What the task requires: Please quote every line word for word.

Given records:
────────────────────

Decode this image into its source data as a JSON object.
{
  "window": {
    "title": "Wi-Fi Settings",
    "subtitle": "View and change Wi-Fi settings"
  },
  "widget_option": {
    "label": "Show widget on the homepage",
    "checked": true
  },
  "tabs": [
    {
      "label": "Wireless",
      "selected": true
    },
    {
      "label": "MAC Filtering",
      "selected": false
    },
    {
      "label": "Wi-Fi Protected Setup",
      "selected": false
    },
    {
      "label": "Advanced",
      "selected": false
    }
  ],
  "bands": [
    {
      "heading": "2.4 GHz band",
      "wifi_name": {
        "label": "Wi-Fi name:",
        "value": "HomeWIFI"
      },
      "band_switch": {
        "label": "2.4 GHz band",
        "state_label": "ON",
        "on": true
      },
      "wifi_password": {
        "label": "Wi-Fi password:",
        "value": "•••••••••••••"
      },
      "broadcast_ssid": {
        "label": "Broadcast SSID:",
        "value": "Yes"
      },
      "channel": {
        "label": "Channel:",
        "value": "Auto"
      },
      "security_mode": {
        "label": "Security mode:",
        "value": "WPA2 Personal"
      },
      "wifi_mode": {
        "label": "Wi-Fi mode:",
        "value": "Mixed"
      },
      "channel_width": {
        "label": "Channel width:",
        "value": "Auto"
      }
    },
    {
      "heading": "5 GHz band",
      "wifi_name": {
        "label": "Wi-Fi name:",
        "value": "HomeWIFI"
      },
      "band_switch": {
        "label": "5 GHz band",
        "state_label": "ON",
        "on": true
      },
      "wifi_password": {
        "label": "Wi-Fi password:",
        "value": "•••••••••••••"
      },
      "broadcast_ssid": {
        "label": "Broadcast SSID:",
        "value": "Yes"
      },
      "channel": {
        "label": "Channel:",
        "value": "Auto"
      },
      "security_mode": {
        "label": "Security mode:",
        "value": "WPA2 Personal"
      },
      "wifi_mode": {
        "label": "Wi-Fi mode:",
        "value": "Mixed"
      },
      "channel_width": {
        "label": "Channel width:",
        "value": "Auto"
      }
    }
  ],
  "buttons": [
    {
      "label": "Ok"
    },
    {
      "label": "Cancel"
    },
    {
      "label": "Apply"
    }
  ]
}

────────────────────

Solution for this problem:
Decode this image into its source data as a JSON object.
{
  "window": {
    "title": "Wi-Fi Settings",
    "subtitle": "View and change Wi-Fi settings"
  },
  "widget_option": {
    "label": "Show widget on the homepage",
    "checked": true
  },
  "tabs": [
    {
      "label": "Wireless",
      "selected": true
    },
    {
      "label": "MAC Filtering",
      "selected": false
    },
    {
      "label": "Wi-Fi Protected Setup",
      "selected": false
    },
    {
      "label": "Advanced",
      "selected": false
    }
  ],
  "bands": [
    {
      "heading": "2.4 GHz band",
      "wifi_name": {
        "label": "Wi-Fi name:",
        "value": "HomeWIFI"
      },
      "band_switch": {
        "label": "2.4 GHz band",
        "state_label": "ON",
        "on": true
      },
      "wifi_password": {
        "label": "Wi-Fi password:",
        "value": "•••••••••••••"
      },
      "broadcast_ssid": {
        "label": "Broadcast SSID:",
        "value": "Yes"
      },
      "channel": {
        "label": "Channel:",
        "value": "Auto"
      },
      "security_mode": {
        "label": "Security mode:",
        "value": "WPA2 Personal"
      },
      "wifi_mode": {
        "label": "Wi-Fi mode:",
        "value": "Mixed"
      },
      "channel_width": {
        "label": "Channel width:",
        "value": "Auto"
      }
    },
    {
      "heading": "5 GHz band",
      "wifi_name": {
        "label": "Wi-Fi name:",
        "value": "HomeWIFI"
      },
      "band_switch": {
        "label": "5 GHz band",
        "state_label": "ON",
        "on": true
      },
      "wifi_password": {
        "label": "Wi-Fi password:",
        "value": "•••••••••••••"
      },
      "broadcast_ssid": {
        "label": "Broadcast SSID:",
        "value": "Yes"
      },
      "channel": {
        "label": "Channel:",
        "value": "Auto"
      },
      "security_mode": {
        "label": "Security mode:",
        "value": "WPA2 Personal"
      },
      "wifi_mode": {
        "label": "Wi-Fi mode:",
        "value": "Mixed"
      },
      "channel_width": {
        "label": "Channel width:",
        "value": "Auto"
      }
    }
  ],
  "buttons": [
    {
      "label": "Ok"
    },
    {
      "label": "Cancel"
    },
    {
      "label": "Apply"
    }
  ]
}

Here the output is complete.